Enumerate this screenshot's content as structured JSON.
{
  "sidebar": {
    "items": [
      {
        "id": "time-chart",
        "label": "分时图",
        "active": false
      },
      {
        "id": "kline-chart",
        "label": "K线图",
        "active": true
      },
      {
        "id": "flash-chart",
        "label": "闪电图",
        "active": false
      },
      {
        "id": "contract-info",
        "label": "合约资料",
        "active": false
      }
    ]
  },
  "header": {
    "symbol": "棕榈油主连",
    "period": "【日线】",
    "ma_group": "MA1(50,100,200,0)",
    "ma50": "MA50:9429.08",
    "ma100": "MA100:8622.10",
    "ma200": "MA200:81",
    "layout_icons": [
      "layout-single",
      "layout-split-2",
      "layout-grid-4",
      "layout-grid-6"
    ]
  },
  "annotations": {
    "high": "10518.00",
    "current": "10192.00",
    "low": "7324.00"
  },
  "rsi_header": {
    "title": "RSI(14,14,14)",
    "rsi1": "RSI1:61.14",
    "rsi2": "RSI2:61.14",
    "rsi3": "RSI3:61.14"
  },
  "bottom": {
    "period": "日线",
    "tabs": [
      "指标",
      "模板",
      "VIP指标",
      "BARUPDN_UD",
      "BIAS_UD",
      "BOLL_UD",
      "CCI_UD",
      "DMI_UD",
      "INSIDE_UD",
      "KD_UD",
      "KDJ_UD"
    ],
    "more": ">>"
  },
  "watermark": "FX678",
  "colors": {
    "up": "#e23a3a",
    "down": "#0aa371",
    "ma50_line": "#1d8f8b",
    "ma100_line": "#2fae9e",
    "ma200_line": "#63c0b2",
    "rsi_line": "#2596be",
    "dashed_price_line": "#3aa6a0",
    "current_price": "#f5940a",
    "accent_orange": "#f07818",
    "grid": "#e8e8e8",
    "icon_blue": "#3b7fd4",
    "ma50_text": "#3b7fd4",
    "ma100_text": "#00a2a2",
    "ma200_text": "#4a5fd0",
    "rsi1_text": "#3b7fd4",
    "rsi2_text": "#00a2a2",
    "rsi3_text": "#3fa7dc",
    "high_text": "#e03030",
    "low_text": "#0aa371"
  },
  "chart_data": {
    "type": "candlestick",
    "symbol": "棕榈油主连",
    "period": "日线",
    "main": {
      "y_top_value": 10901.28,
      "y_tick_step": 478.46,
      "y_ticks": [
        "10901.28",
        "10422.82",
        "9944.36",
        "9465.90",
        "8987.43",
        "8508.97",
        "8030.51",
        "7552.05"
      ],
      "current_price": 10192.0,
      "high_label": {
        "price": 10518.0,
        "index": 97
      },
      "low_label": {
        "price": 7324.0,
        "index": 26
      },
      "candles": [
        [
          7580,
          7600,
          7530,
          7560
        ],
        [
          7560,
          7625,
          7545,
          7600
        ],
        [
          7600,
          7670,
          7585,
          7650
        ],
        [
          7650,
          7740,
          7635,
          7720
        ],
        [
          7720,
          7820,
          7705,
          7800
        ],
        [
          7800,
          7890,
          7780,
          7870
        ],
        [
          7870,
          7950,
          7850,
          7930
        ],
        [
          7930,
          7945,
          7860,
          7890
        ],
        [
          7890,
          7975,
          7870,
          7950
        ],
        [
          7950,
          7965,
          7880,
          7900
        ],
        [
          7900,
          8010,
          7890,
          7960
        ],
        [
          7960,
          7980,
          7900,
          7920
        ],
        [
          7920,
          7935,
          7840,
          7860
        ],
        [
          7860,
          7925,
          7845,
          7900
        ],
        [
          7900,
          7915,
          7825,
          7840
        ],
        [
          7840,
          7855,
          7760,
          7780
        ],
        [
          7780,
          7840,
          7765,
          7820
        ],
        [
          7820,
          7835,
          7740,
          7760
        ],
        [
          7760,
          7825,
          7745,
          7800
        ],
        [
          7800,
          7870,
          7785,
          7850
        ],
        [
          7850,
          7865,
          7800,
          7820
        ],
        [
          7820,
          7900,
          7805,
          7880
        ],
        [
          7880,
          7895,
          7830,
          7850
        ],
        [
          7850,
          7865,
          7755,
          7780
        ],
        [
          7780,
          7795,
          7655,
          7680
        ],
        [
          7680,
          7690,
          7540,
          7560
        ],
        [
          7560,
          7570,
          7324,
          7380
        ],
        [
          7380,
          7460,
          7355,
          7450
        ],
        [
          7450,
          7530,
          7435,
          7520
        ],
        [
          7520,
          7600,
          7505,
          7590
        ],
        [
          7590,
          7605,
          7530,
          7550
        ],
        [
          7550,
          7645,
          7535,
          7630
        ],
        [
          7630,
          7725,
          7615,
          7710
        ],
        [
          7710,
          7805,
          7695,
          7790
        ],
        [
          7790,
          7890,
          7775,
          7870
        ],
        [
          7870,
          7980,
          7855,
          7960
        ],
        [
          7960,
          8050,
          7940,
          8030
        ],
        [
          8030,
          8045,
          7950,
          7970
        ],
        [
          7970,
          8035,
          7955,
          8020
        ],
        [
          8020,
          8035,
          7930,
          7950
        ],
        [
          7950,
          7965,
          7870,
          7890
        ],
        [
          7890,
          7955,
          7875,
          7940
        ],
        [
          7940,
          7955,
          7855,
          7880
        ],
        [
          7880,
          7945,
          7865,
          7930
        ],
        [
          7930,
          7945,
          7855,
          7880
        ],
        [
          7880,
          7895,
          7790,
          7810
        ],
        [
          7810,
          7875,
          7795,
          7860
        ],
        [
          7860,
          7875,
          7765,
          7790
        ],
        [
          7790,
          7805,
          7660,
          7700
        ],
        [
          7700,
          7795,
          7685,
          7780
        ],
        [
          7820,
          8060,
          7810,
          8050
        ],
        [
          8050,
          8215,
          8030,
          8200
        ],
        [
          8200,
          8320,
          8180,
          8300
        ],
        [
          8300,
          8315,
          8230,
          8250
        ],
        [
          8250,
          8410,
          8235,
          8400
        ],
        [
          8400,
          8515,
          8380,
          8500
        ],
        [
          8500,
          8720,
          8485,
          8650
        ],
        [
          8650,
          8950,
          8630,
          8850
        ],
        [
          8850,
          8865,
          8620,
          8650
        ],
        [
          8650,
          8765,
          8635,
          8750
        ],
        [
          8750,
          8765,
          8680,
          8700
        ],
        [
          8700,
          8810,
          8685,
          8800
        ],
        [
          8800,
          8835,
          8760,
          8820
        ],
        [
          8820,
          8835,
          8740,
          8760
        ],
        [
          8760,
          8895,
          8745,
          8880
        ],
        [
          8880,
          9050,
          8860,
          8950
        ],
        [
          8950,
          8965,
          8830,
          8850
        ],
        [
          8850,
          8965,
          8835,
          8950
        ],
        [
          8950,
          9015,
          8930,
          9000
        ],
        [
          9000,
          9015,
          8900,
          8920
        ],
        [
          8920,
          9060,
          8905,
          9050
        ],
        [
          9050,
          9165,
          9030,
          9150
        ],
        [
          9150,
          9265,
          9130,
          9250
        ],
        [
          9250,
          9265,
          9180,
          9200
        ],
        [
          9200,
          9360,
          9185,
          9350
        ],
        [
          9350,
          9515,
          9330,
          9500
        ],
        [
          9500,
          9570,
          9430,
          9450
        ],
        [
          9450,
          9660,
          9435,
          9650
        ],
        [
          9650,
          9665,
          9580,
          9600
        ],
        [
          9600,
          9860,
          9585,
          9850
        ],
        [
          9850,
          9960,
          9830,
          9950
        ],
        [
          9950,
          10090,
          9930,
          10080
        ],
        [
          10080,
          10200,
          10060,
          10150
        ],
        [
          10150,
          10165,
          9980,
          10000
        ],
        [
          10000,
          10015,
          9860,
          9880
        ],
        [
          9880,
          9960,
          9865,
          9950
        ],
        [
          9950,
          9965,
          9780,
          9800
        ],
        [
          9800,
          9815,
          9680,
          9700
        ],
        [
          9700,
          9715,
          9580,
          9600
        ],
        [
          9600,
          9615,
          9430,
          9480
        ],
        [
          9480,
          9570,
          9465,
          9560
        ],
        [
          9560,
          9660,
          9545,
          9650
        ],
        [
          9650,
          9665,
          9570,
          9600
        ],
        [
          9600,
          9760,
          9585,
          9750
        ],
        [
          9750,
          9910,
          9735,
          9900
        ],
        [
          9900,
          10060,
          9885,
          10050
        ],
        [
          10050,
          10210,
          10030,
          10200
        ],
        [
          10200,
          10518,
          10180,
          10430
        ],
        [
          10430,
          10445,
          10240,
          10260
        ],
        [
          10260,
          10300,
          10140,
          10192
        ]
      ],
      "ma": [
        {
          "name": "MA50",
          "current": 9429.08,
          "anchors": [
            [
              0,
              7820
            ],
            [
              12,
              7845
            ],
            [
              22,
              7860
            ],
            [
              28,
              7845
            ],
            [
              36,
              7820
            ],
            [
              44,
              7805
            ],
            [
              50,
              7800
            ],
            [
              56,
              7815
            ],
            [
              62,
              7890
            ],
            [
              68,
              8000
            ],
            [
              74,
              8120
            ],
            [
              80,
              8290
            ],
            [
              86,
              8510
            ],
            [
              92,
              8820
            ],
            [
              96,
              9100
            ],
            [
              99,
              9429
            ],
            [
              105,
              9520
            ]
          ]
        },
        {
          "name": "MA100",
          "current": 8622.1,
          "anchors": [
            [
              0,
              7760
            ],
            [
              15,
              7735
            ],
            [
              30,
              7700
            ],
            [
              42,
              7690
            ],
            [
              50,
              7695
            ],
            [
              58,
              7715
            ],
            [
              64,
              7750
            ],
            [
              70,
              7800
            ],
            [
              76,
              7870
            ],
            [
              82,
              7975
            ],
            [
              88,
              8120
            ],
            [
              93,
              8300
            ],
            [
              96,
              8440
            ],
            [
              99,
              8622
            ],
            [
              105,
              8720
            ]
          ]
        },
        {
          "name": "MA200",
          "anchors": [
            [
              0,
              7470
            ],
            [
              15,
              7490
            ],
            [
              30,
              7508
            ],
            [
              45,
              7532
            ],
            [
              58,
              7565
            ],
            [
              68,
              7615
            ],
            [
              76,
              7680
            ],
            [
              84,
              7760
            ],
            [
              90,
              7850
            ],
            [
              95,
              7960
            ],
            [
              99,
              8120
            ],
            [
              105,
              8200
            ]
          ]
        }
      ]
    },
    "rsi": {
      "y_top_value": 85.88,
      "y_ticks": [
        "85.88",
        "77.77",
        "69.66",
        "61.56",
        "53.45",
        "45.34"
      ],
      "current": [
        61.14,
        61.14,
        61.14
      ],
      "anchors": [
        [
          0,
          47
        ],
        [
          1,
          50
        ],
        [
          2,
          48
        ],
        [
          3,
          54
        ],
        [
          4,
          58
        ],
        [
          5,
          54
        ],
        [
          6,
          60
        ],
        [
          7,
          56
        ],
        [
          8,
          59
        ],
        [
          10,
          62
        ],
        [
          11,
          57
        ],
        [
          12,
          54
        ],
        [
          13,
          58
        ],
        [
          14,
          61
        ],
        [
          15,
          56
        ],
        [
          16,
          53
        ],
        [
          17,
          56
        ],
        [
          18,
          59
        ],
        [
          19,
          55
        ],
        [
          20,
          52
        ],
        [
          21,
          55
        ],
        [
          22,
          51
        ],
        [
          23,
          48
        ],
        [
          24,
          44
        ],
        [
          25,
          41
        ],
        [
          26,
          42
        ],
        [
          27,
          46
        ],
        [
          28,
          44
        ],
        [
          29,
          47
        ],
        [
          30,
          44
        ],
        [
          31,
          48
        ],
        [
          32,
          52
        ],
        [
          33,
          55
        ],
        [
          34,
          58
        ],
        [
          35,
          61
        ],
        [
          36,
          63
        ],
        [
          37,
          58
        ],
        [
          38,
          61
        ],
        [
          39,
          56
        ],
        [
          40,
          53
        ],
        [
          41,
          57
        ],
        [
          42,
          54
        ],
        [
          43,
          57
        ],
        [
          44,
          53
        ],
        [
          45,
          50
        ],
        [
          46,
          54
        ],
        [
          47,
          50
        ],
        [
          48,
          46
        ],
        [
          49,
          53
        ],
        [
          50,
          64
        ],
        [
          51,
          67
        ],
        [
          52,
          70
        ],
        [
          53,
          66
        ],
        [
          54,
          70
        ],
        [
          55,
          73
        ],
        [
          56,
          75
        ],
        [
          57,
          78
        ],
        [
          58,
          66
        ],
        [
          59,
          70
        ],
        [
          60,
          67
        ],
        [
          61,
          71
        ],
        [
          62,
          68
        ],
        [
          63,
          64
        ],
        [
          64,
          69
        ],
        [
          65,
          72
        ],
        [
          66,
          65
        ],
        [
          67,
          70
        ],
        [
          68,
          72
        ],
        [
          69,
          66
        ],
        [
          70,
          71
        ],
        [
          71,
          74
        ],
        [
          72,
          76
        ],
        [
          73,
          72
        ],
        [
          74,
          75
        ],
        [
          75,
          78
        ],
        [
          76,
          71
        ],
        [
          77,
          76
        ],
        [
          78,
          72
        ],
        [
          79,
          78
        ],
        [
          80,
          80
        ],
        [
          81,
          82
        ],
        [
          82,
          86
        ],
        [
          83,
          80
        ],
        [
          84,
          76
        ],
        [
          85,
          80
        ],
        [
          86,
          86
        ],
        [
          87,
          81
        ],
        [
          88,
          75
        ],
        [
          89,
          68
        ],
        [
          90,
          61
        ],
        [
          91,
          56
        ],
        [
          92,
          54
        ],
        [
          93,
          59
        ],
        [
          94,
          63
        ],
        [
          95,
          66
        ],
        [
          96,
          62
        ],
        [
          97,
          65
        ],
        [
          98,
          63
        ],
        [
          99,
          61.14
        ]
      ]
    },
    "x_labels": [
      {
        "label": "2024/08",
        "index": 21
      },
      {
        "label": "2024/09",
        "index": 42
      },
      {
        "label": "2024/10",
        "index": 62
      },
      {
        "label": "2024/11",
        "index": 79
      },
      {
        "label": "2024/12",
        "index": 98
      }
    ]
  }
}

◆ ◆ ◆ ◆ ◆ ◆ ◆

#### [EXERCISE BRIEF]
List all lines in the material containing the string "index".

#### [EXPECTED ANSWER]
        "index": 97
        "index": 26
        "index": 21
        "index": 42
        "index": 62
        "index": 79
        "index": 98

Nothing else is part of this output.